● Travail à faire:
1. D'après l'extrait, dans quel quartier de Rabat se trouvait la librairie ?
2. Relevez dans l'extrait le passage qui va de « En décembre 2010, je » jusqu'à « était peu lisible. », sans rien y changer.

====== Extrait fourni ======

Publications /
Opinion

Back
Ce qu’écrire veut dire
Authors
November 25, 2016

En décembre 2010, je sortais d’une librairie du quartier de l’Agdal à Rabat lorsque je suis tombé sur un journaliste d’un quotidien de grande diffusion que j’ai connu comme étudiant de troisième cycle à la faculté où j’enseigne. Les événements de Tunisie battaient alors leur plein. Nous échangeâmes quelques commentaires sur les dernières péripéties du régime de Benali. Le lendemain, à ma grande surprise, sur « la une » du journal, je découvrais que j’avais fait une déclaration sur ce qui se passait en Tunisie, avec ma photo, alors qu’il n’en était rien. Le journaliste me faisait prendre position et même commenter les événements en cours ! Pourtant, à ce stade de la révolution tunisienne, je m’abstenais de tout commentaire, par prudence académique, les faits étaient alors encore confus. Le sens de ce qui se passait était peu lisible.

Ce n’était pas la première fois qu’une conversation ordinaire était transformée en entretien formel et rendue publique sans que je le veuille, accolée de l’étrange mention : « selon une source qui a tenu à garder l’anonymat », la source en question n’a jamais été consultée.

Je considère la participation aux débats publics comme un engagement, une obligation, ayant pour objectif de contribuer à l’élévation du niveau de conscience politique au sein de notre société : une mission que je me suis assignée, prolongement de mes adhérences marxistes. Je prêche l’élargissement du débat public chez mes concitoyens. J’enseigne la nécessité de la plus large appropriation populaire de la chose publique, convaincu qu’il s’agit là d’une des clés de la modernisation de notre société. En conséquence, je n’hésite pas à répondre aux invitations à prendre la parole ici ou là, généralement dans des sites universitaires, quand je le peux. Aussi au cours de l’année universitaire qui vient de s’écouler, je peux dire que je n’ai pas chômé. Peut être même en ai-je fait un peu trop. Je suis intervenu sur les politiques publiques, les droits humains, le développement social, le Maghreb, la démocratie participative, la société civile. Cependant, je veille à une nette démarcation entre une démarche de science politique, ma discipline de référence, et les militances de toute nature qui enveloppent ces thématiques et dans lesquelles versent souvent nombre de mes fréquentations.

====== Données extraites ======

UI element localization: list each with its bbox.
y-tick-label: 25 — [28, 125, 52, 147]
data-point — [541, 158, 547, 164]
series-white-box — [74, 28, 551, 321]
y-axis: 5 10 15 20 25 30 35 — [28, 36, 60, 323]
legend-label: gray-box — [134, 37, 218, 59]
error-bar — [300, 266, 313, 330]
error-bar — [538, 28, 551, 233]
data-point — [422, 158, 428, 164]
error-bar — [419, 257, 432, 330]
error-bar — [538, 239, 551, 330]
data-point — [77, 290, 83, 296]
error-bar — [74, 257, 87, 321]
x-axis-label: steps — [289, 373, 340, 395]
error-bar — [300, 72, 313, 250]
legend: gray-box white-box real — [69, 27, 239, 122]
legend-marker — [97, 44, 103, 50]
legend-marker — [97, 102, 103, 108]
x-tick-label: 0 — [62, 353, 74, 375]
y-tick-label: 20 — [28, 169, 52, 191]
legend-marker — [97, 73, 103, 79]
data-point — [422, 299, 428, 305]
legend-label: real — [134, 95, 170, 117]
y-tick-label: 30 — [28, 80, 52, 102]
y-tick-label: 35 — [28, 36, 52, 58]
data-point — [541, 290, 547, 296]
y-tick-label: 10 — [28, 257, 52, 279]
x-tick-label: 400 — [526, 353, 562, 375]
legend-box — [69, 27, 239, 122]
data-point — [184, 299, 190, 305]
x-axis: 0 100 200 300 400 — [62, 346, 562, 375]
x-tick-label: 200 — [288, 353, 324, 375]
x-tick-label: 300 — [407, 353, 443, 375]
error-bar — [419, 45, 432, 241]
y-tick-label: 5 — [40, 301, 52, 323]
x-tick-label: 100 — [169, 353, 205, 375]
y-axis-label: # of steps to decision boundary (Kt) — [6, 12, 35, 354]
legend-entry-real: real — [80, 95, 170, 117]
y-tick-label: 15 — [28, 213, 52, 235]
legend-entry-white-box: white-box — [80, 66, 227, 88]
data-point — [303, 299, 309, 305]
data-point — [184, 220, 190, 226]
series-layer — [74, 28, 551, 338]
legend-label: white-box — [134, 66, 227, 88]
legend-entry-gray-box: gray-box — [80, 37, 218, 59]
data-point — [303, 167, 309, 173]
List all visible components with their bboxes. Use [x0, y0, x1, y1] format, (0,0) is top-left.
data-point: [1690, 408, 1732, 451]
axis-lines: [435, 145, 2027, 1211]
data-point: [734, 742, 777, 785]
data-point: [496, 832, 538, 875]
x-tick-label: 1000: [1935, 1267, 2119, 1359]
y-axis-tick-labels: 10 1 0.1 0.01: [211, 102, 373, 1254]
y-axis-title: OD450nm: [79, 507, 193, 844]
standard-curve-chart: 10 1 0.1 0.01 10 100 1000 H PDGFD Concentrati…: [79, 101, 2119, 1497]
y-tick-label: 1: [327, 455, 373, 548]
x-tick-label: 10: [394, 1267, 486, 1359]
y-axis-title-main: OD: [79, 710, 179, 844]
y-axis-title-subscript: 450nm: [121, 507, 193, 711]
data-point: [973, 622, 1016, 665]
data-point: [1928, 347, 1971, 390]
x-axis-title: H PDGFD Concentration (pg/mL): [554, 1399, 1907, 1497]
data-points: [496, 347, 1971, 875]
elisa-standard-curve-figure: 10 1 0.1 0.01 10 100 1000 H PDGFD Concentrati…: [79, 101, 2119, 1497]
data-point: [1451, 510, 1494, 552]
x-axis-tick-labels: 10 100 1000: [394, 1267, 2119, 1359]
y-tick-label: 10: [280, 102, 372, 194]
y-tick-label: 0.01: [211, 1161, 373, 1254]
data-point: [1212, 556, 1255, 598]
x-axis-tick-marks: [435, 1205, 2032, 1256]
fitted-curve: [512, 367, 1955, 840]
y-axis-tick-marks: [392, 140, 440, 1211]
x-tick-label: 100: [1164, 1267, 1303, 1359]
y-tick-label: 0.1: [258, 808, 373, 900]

======

● Corrigé:
1. Dans le quartier de l'Agdal.

2.
En décembre 2010, je sortais d’une librairie du quartier de l’Agdal à Rabat lorsque je suis tombé sur un journaliste d’un quotidien de grande diffusion que j’ai connu comme étudiant de troisième cycle à la faculté où j’enseigne. Les événements de Tunisie battaient alors leur plein. Nous échangeâmes quelques commentaires sur les dernières péripéties du régime de Benali. Le lendemain, à ma grande surprise, sur « la une » du journal, je découvrais que j’avais fait une déclaration sur ce qui se passait en Tunisie, avec ma photo, alors qu’il n’en était rien. Le journaliste me faisait prendre position et même commenter les événements en cours ! Pourtant, à ce stade de la révolution tunisienne, je m’abstenais de tout commentaire, par prudence académique, les faits étaient alors encore confus. Le sens de ce qui se passait était peu lisible.